What you have to do:
Select every line containing the word "exemption" from the material, and copy those lines.

Data items:
— start —
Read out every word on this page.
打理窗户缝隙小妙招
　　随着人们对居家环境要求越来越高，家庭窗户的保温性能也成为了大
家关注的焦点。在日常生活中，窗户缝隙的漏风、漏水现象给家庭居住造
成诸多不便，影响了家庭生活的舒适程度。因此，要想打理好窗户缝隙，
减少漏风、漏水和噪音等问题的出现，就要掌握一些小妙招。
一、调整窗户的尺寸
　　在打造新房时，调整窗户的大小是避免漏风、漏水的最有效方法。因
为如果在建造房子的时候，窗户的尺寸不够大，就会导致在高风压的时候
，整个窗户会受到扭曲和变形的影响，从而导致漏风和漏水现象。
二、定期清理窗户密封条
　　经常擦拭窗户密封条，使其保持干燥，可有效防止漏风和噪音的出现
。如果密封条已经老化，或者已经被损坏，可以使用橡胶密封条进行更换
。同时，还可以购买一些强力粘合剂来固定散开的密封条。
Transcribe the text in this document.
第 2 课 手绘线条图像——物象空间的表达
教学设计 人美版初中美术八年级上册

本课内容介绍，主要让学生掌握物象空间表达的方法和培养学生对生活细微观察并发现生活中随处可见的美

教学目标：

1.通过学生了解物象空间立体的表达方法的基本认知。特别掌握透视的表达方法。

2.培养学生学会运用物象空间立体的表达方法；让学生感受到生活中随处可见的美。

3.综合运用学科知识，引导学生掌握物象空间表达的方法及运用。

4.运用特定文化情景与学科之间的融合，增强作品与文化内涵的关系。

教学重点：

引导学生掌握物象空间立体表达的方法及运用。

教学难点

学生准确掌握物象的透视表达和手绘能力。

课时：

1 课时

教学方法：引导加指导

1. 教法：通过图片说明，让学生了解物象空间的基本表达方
— end —
— start —
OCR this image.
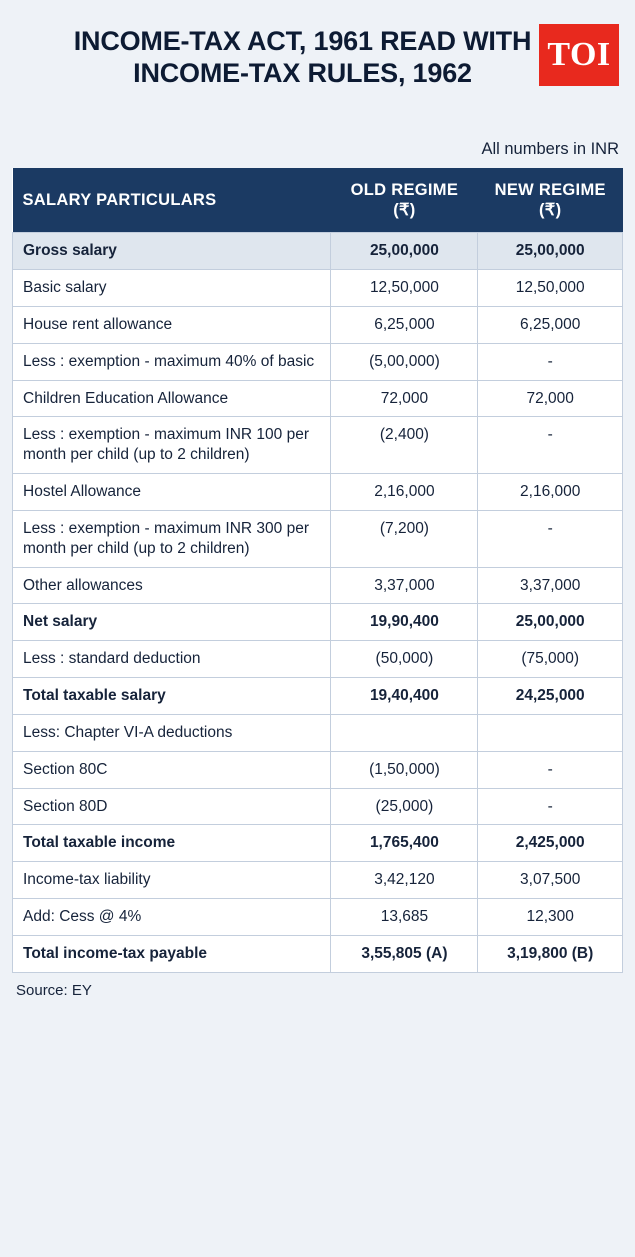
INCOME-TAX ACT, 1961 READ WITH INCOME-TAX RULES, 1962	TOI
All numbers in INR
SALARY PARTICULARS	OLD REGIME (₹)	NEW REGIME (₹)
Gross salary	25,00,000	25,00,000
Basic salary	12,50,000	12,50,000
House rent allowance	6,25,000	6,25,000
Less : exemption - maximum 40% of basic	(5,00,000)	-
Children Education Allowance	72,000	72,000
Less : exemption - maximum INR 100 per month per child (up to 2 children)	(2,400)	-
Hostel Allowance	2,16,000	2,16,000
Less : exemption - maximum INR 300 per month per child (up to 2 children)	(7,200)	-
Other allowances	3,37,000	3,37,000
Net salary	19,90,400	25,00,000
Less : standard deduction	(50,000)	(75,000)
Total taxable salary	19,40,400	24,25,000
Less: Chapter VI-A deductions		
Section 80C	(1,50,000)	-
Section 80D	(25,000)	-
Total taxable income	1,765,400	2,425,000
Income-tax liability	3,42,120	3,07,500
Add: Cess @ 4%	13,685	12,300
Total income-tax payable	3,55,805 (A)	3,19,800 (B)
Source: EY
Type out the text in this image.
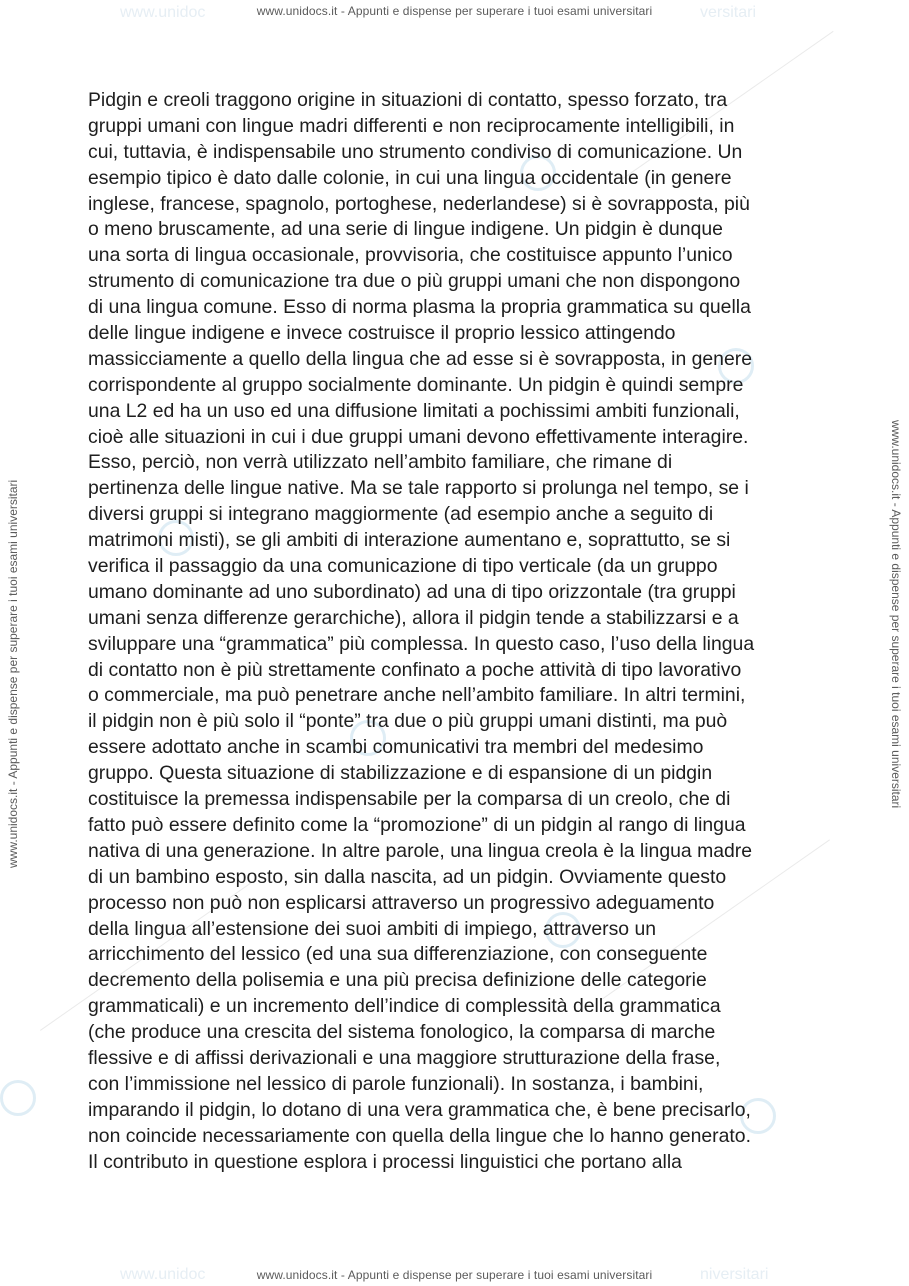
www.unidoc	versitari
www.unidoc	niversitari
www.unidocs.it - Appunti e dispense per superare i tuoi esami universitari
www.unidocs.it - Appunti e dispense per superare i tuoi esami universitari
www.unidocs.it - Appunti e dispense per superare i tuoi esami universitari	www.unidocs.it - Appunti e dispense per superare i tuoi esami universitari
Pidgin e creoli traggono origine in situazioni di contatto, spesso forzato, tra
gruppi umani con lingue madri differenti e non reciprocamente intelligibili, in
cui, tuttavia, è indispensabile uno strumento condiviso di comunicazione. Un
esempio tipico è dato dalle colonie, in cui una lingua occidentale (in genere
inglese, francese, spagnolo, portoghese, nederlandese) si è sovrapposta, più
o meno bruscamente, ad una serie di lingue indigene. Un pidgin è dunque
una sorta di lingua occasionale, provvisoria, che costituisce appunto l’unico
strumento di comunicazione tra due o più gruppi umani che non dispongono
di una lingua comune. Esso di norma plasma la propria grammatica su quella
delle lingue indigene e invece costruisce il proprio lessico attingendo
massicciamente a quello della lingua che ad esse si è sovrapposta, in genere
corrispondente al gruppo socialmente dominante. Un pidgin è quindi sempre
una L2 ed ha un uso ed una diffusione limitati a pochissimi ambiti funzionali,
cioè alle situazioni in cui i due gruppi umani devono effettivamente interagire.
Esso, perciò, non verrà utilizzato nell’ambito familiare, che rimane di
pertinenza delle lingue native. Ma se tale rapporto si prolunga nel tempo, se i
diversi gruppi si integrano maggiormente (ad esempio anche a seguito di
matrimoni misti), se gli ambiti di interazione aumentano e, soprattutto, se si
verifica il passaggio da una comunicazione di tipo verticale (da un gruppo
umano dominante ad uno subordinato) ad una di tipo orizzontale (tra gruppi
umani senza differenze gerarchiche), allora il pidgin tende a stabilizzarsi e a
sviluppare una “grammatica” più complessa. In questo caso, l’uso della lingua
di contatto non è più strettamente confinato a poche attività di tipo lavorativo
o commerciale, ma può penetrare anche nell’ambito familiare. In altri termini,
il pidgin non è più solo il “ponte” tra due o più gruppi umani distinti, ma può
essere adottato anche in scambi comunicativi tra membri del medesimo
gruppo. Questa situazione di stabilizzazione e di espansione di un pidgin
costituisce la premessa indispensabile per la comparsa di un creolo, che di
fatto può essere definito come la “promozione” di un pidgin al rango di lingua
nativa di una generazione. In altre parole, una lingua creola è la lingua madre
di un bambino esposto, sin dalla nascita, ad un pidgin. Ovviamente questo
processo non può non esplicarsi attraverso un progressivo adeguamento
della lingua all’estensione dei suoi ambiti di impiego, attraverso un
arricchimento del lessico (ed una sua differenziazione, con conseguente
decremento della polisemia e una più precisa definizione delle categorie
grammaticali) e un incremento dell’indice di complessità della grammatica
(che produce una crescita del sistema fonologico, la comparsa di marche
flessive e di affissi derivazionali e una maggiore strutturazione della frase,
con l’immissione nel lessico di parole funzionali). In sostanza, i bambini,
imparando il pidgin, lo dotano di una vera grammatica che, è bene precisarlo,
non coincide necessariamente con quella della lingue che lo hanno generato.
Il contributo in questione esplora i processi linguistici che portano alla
— end —
Exercise output:
Less : exemption - maximum 40% of basic	(5,00,000)	-
Less : exemption - maximum INR 100 per month per child (up to 2 children)	(2,400)	-
Less : exemption - maximum INR 300 per month per child (up to 2 children)	(7,200)	-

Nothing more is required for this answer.